*What the exercise asks*. Wherever the string "July" appears in the records, return the line that holds it.

*Records excerpted from a collection*.
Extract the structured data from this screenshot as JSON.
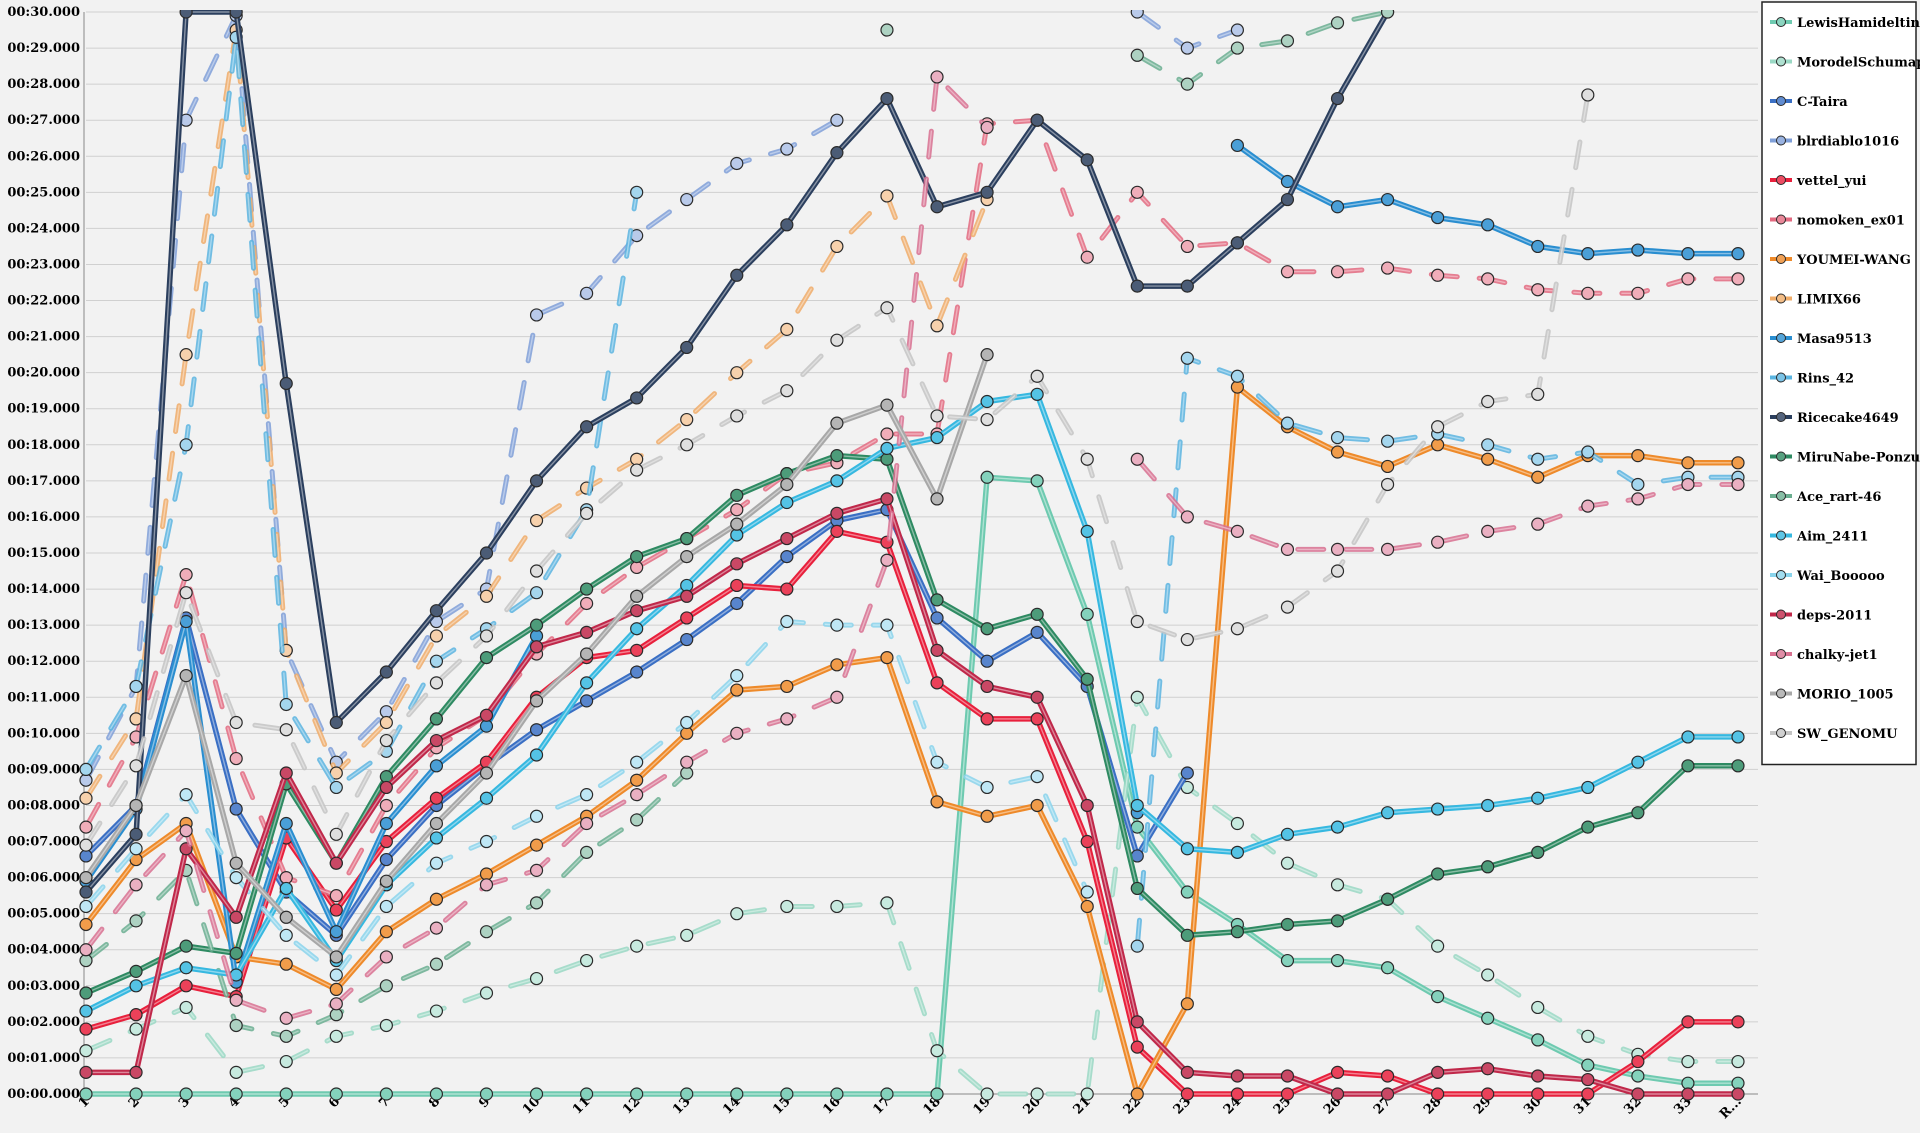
{
  "chart_data": {
    "type": "line",
    "x": [
      "1",
      "2",
      "3",
      "4",
      "5",
      "6",
      "7",
      "8",
      "9",
      "10",
      "11",
      "12",
      "13",
      "14",
      "15",
      "16",
      "17",
      "18",
      "19",
      "20",
      "21",
      "22",
      "23",
      "24",
      "25",
      "26",
      "27",
      "28",
      "29",
      "30",
      "31",
      "32",
      "33",
      "R..."
    ],
    "ylim": [
      0,
      30
    ],
    "y_unit": "seconds",
    "y_ticks": [
      "00:00.000",
      "00:01.000",
      "00:02.000",
      "00:03.000",
      "00:04.000",
      "00:05.000",
      "00:06.000",
      "00:07.000",
      "00:08.000",
      "00:09.000",
      "00:10.000",
      "00:11.000",
      "00:12.000",
      "00:13.000",
      "00:14.000",
      "00:15.000",
      "00:16.000",
      "00:17.000",
      "00:18.000",
      "00:19.000",
      "00:20.000",
      "00:21.000",
      "00:22.000",
      "00:23.000",
      "00:24.000",
      "00:25.000",
      "00:26.000",
      "00:27.000",
      "00:28.000",
      "00:29.000",
      "00:30.000"
    ],
    "grid": true,
    "legend_position": "right",
    "series": [
      {
        "name": "LewisHamideltin",
        "color": "#6ecab0",
        "dashed": false,
        "values": [
          0,
          0,
          0,
          0,
          0,
          0,
          0,
          0,
          0,
          0,
          0,
          0,
          0,
          0,
          0,
          0,
          0,
          0,
          17.1,
          17,
          13.3,
          7.4,
          5.6,
          4.7,
          3.7,
          3.7,
          3.5,
          2.7,
          2.1,
          1.5,
          0.8,
          0.5,
          0.3,
          0.3
        ]
      },
      {
        "name": "MorodelSchumappa",
        "color": "#9ad8c4",
        "dashed": true,
        "values": [
          1.2,
          1.8,
          2.4,
          0.6,
          0.9,
          1.6,
          1.9,
          2.3,
          2.8,
          3.2,
          3.7,
          4.1,
          4.4,
          5,
          5.2,
          5.2,
          5.3,
          1.2,
          0,
          0,
          0,
          11,
          8.5,
          7.5,
          6.4,
          5.8,
          5.4,
          4.1,
          3.3,
          2.4,
          1.6,
          1.1,
          0.9,
          0.9
        ]
      },
      {
        "name": "C-Taira",
        "color": "#3a6fc4",
        "dashed": false,
        "values": [
          6.6,
          8,
          13.2,
          7.9,
          5.6,
          4.4,
          6.5,
          8,
          9.1,
          10.1,
          10.9,
          11.7,
          12.6,
          13.6,
          14.9,
          15.9,
          16.2,
          13.2,
          12,
          12.8,
          11.3,
          6.6,
          8.9,
          null,
          null,
          null,
          null,
          null,
          null,
          null,
          null,
          null,
          null,
          null
        ]
      },
      {
        "name": "blrdiablo1016",
        "color": "#7f9fd8",
        "dashed": true,
        "values": [
          8.7,
          11.3,
          27,
          29.9,
          12.3,
          9.2,
          10.6,
          13.1,
          14,
          21.6,
          22.2,
          23.8,
          24.8,
          25.8,
          26.2,
          27,
          null,
          null,
          null,
          null,
          null,
          30,
          29,
          29.5,
          null,
          null,
          null,
          null,
          null,
          null,
          null,
          null,
          null,
          null
        ]
      },
      {
        "name": "vettel_yui",
        "color": "#e8203c",
        "dashed": false,
        "values": [
          1.8,
          2.2,
          3,
          2.7,
          7.1,
          5.1,
          7,
          8.2,
          9.2,
          11,
          12.1,
          12.3,
          13.2,
          14.1,
          14,
          15.6,
          15.3,
          11.4,
          10.4,
          10.4,
          7,
          1.3,
          0,
          0,
          0,
          0.6,
          0.5,
          0,
          0,
          0,
          0,
          0.9,
          2,
          2
        ]
      },
      {
        "name": "nomoken_ex01",
        "color": "#e36a80",
        "dashed": true,
        "values": [
          7.4,
          9.9,
          14.4,
          9.3,
          6,
          5.5,
          8,
          9.6,
          10.5,
          12.2,
          13.6,
          14.6,
          15.4,
          16.2,
          17.2,
          17.5,
          18.3,
          18.3,
          26.9,
          27,
          23.2,
          25,
          23.5,
          23.6,
          22.8,
          22.8,
          22.9,
          22.7,
          22.6,
          22.3,
          22.2,
          22.2,
          22.6,
          22.6
        ]
      },
      {
        "name": "YOUMEI-WANG",
        "color": "#ee8a2a",
        "dashed": false,
        "values": [
          4.7,
          6.5,
          7.5,
          3.8,
          3.6,
          2.9,
          4.5,
          5.4,
          6.1,
          6.9,
          7.7,
          8.7,
          10,
          11.2,
          11.3,
          11.9,
          12.1,
          8.1,
          7.7,
          8,
          5.2,
          0,
          2.5,
          19.6,
          18.5,
          17.8,
          17.4,
          18,
          17.6,
          17.1,
          17.7,
          17.7,
          17.5,
          17.5
        ]
      },
      {
        "name": "LIMIX66",
        "color": "#f0ac68",
        "dashed": true,
        "values": [
          8.2,
          10.4,
          20.5,
          29.5,
          12.3,
          8.9,
          10.3,
          12.7,
          13.8,
          15.9,
          16.8,
          17.6,
          18.7,
          20,
          21.2,
          23.5,
          24.9,
          21.3,
          24.8,
          null,
          null,
          null,
          null,
          null,
          null,
          null,
          null,
          null,
          null,
          null,
          null,
          null,
          null,
          null
        ]
      },
      {
        "name": "Masa9513",
        "color": "#2a8ed0",
        "dashed": false,
        "values": [
          5.9,
          7.9,
          13.1,
          3.1,
          7.5,
          4.5,
          7.5,
          9.1,
          10.2,
          12.7,
          null,
          null,
          null,
          null,
          null,
          null,
          null,
          null,
          null,
          null,
          null,
          7.8,
          null,
          26.3,
          25.3,
          24.6,
          24.8,
          24.3,
          24.1,
          23.5,
          23.3,
          23.4,
          23.3,
          23.3
        ]
      },
      {
        "name": "Rins_42",
        "color": "#5ab4e0",
        "dashed": true,
        "values": [
          9,
          11.3,
          18,
          29.3,
          10.8,
          8.5,
          9.5,
          12,
          12.9,
          13.9,
          16.2,
          25,
          null,
          null,
          null,
          null,
          null,
          null,
          null,
          null,
          null,
          4.1,
          20.4,
          19.9,
          18.6,
          18.2,
          18.1,
          18.3,
          18,
          17.6,
          17.8,
          16.9,
          17.1,
          17.1
        ]
      },
      {
        "name": "Ricecake4649",
        "color": "#2b3f5e",
        "dashed": false,
        "values": [
          5.6,
          7.2,
          30,
          30,
          19.7,
          10.3,
          11.7,
          13.4,
          15,
          17,
          18.5,
          19.3,
          20.7,
          22.7,
          24.1,
          26.1,
          27.6,
          24.6,
          25,
          27,
          25.9,
          22.4,
          22.4,
          23.6,
          24.8,
          27.6,
          30,
          null,
          null,
          null,
          null,
          null,
          null,
          null
        ]
      },
      {
        "name": "MiruNabe-Ponzu",
        "color": "#2e8a62",
        "dashed": false,
        "values": [
          2.8,
          3.4,
          4.1,
          3.9,
          8.6,
          6.4,
          8.8,
          10.4,
          12.1,
          13,
          14,
          14.9,
          15.4,
          16.6,
          17.2,
          17.7,
          17.6,
          13.7,
          12.9,
          13.3,
          11.5,
          5.7,
          4.4,
          4.5,
          4.7,
          4.8,
          5.4,
          6.1,
          6.3,
          6.7,
          7.4,
          7.8,
          9.1,
          9.1
        ]
      },
      {
        "name": "Ace_rart-46",
        "color": "#6aae90",
        "dashed": true,
        "values": [
          3.7,
          4.8,
          6.2,
          1.9,
          1.6,
          2.2,
          3,
          3.6,
          4.5,
          5.3,
          6.7,
          7.6,
          8.9,
          null,
          null,
          null,
          29.5,
          null,
          null,
          null,
          null,
          28.8,
          28,
          29,
          29.2,
          29.7,
          30,
          null,
          null,
          null,
          null,
          null,
          null,
          null
        ]
      },
      {
        "name": "Aim_2411",
        "color": "#36b8e0",
        "dashed": false,
        "values": [
          2.3,
          3,
          3.5,
          3.3,
          5.7,
          3.7,
          5.8,
          7.1,
          8.2,
          9.4,
          11.4,
          12.9,
          14.1,
          15.5,
          16.4,
          17,
          17.9,
          18.2,
          19.2,
          19.4,
          15.6,
          8,
          6.8,
          6.7,
          7.2,
          7.4,
          7.8,
          7.9,
          8,
          8.2,
          8.5,
          9.2,
          9.9,
          9.9
        ]
      },
      {
        "name": "Wai_Booooo",
        "color": "#8ad4ec",
        "dashed": true,
        "values": [
          5.2,
          6.8,
          8.3,
          6,
          4.4,
          3.3,
          5.2,
          6.4,
          7,
          7.7,
          8.3,
          9.2,
          10.3,
          11.6,
          13.1,
          13,
          13,
          9.2,
          8.5,
          8.8,
          5.6,
          null,
          null,
          null,
          null,
          null,
          null,
          null,
          null,
          null,
          null,
          null,
          null,
          null
        ]
      },
      {
        "name": "deps-2011",
        "color": "#c0284a",
        "dashed": false,
        "values": [
          0.6,
          0.6,
          6.8,
          4.9,
          8.9,
          6.4,
          8.5,
          9.8,
          10.5,
          12.4,
          12.8,
          13.4,
          13.8,
          14.7,
          15.4,
          16.1,
          16.5,
          12.3,
          11.3,
          11,
          8,
          2,
          0.6,
          0.5,
          0.5,
          0,
          0,
          0.6,
          0.7,
          0.5,
          0.4,
          0,
          0,
          0
        ]
      },
      {
        "name": "chalky-jet1",
        "color": "#d87090",
        "dashed": true,
        "values": [
          4,
          5.8,
          7.3,
          2.6,
          2.1,
          2.5,
          3.8,
          4.6,
          5.8,
          6.2,
          7.5,
          8.3,
          9.2,
          10,
          10.4,
          11,
          14.8,
          28.2,
          26.8,
          null,
          null,
          17.6,
          16,
          15.6,
          15.1,
          15.1,
          15.1,
          15.3,
          15.6,
          15.8,
          16.3,
          16.5,
          16.9,
          16.9
        ]
      },
      {
        "name": "MORIO_1005",
        "color": "#a8a8a8",
        "dashed": false,
        "values": [
          6,
          8,
          11.6,
          6.4,
          4.9,
          3.8,
          5.9,
          7.5,
          8.9,
          10.9,
          12.2,
          13.8,
          14.9,
          15.8,
          16.9,
          18.6,
          19.1,
          16.5,
          20.5,
          null,
          null,
          null,
          null,
          null,
          null,
          null,
          null,
          null,
          null,
          null,
          null,
          null,
          null,
          null
        ]
      },
      {
        "name": "SW_GENOMU",
        "color": "#c4c4c4",
        "dashed": true,
        "values": [
          6.9,
          9.1,
          13.9,
          10.3,
          10.1,
          7.2,
          9.8,
          11.4,
          12.7,
          14.5,
          16.1,
          17.3,
          18,
          18.8,
          19.5,
          20.9,
          21.8,
          18.8,
          18.7,
          19.9,
          17.6,
          13.1,
          12.6,
          12.9,
          13.5,
          14.5,
          16.9,
          18.5,
          19.2,
          19.4,
          27.7,
          null,
          null,
          null
        ]
      }
    ]
  }
}
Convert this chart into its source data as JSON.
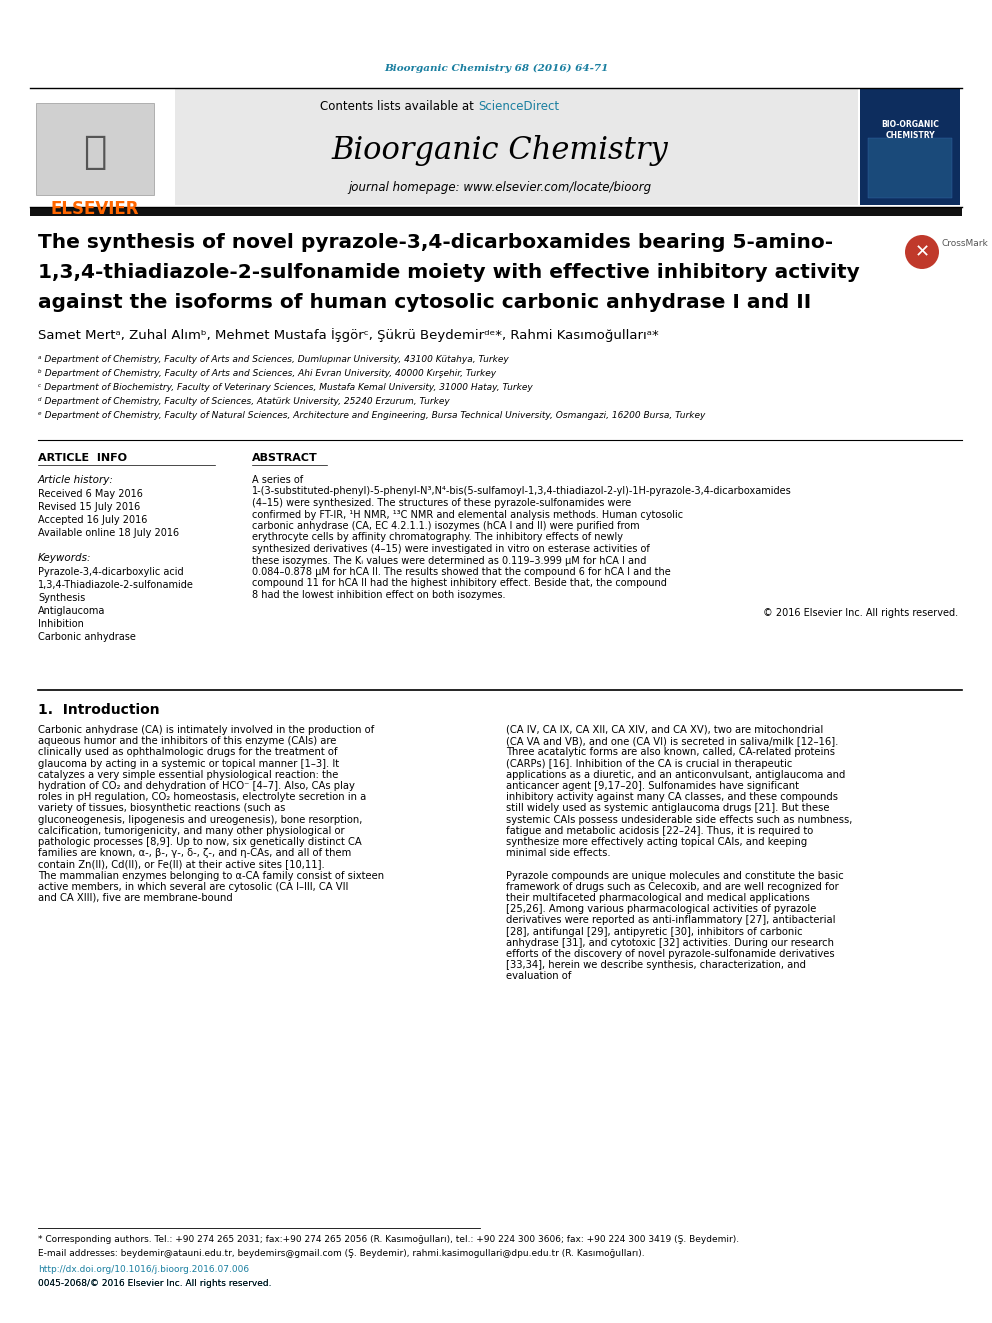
{
  "journal_ref": "Bioorganic Chemistry 68 (2016) 64-71",
  "journal_ref_color": "#1a7fa0",
  "header_bg": "#e8e8e8",
  "sciencedirect_color": "#1a7fa0",
  "journal_name": "Bioorganic Chemistry",
  "journal_homepage": "journal homepage: www.elsevier.com/locate/bioorg",
  "elsevier_color": "#ff6600",
  "black_bar_color": "#111111",
  "affiliations": [
    "ᵃ Department of Chemistry, Faculty of Arts and Sciences, Dumlupınar University, 43100 Kütahya, Turkey",
    "ᵇ Department of Chemistry, Faculty of Arts and Sciences, Ahi Evran University, 40000 Kırşehir, Turkey",
    "ᶜ Department of Biochemistry, Faculty of Veterinary Sciences, Mustafa Kemal University, 31000 Hatay, Turkey",
    "ᵈ Department of Chemistry, Faculty of Sciences, Atatürk University, 25240 Erzurum, Turkey",
    "ᵉ Department of Chemistry, Faculty of Natural Sciences, Architecture and Engineering, Bursa Technical University, Osmangazi, 16200 Bursa, Turkey"
  ],
  "article_info_title": "ARTICLE  INFO",
  "abstract_title": "ABSTRACT",
  "article_history_label": "Article history:",
  "received": "Received 6 May 2016",
  "revised": "Revised 15 July 2016",
  "accepted": "Accepted 16 July 2016",
  "available": "Available online 18 July 2016",
  "keywords_label": "Keywords:",
  "keywords": [
    "Pyrazole-3,4-dicarboxylic acid",
    "1,3,4-Thiadiazole-2-sulfonamide",
    "Synthesis",
    "Antiglaucoma",
    "Inhibition",
    "Carbonic anhydrase"
  ],
  "abstract_text": "A series of 1-(3-substituted-phenyl)-5-phenyl-N³,N⁴-bis(5-sulfamoyl-1,3,4-thiadiazol-2-yl)-1H-pyrazole-3,4-dicarboxamides (4–15) were synthesized. The structures of these pyrazole-sulfonamides were confirmed by FT-IR, ¹H NMR, ¹³C NMR and elemental analysis methods. Human cytosolic carbonic anhydrase (CA, EC 4.2.1.1.) isozymes (hCA I and II) were purified from erythrocyte cells by affinity chromatography. The inhibitory effects of newly synthesized derivatives (4–15) were investigated in vitro on esterase activities of these isozymes. The Kᵢ values were determined as 0.119–3.999 μM for hCA I and 0.084–0.878 μM for hCA II. The results showed that the compound 6 for hCA I and the compound 11 for hCA II had the highest inhibitory effect. Beside that, the compound 8 had the lowest inhibition effect on both isozymes.",
  "copyright": "© 2016 Elsevier Inc. All rights reserved.",
  "intro_title": "1.  Introduction",
  "intro_col1": "Carbonic anhydrase (CA) is intimately involved in the production of aqueous humor and the inhibitors of this enzyme (CAIs) are clinically used as ophthalmologic drugs for the treatment of glaucoma by acting in a systemic or topical manner [1–3]. It catalyzes a very simple essential physiological reaction: the hydration of CO₂ and dehydration of HCO⁻ [4–7]. Also, CAs play roles in pH regulation, CO₂ homeostasis, electrolyte secretion in a variety of tissues, biosynthetic reactions (such as gluconeogenesis, lipogenesis and ureogenesis), bone resorption, calcification, tumorigenicity, and many other physiological or pathologic processes [8,9]. Up to now, six genetically distinct CA families are known, α-, β-, γ-, δ-, ζ-, and η-CAs, and all of them contain Zn(II), Cd(II), or Fe(II) at their active sites [10,11]. The mammalian enzymes belonging to α-CA family consist of sixteen active members, in which several are cytosolic (CA I–III, CA VII and CA XIII), five are membrane-bound",
  "intro_col2": "(CA IV, CA IX, CA XII, CA XIV, and CA XV), two are mitochondrial (CA VA and VB), and one (CA VI) is secreted in saliva/milk [12–16]. Three acatalytic forms are also known, called, CA-related proteins (CARPs) [16]. Inhibition of the CA is crucial in therapeutic applications as a diuretic, and an anticonvulsant, antiglaucoma and anticancer agent [9,17–20]. Sulfonamides have significant inhibitory activity against many CA classes, and these compounds still widely used as systemic antiglaucoma drugs [21]. But these systemic CAIs possess undesiderable side effects such as numbness, fatigue and metabolic acidosis [22–24]. Thus, it is required to synthesize more effectively acting topical CAIs, and keeping minimal side effects.\n\nPyrazole compounds are unique molecules and constitute the basic framework of drugs such as Celecoxib, and are well recognized for their multifaceted pharmacological and medical applications [25,26]. Among various pharmacological activities of pyrazole derivatives were reported as anti-inflammatory [27], antibacterial [28], antifungal [29], antipyretic [30], inhibitors of carbonic anhydrase [31], and cytotoxic [32] activities. During our research efforts of the discovery of novel pyrazole-sulfonamide derivatives [33,34], herein we describe synthesis, characterization, and evaluation of",
  "footnote_text": "* Corresponding authors. Tel.: +90 274 265 2031; fax:+90 274 265 2056 (R. Kasımoğulları), tel.: +90 224 300 3606; fax: +90 224 300 3419 (Ş. Beydemir).\nE-mail addresses: beydemir@atauni.edu.tr, beydemirs@gmail.com (Ş. Beydemir), rahmi.kasimogullari@dpu.edu.tr (R. Kasımoğulları).",
  "doi_text": "http://dx.doi.org/10.1016/j.bioorg.2016.07.006\n0045-2068/© 2016 Elsevier Inc. All rights reserved.",
  "bg_color": "#ffffff",
  "text_color": "#000000"
}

*Task answer*.
  "revised": "Revised 15 July 2016",
  "accepted": "Accepted 16 July 2016",
  "available": "Available online 18 July 2016",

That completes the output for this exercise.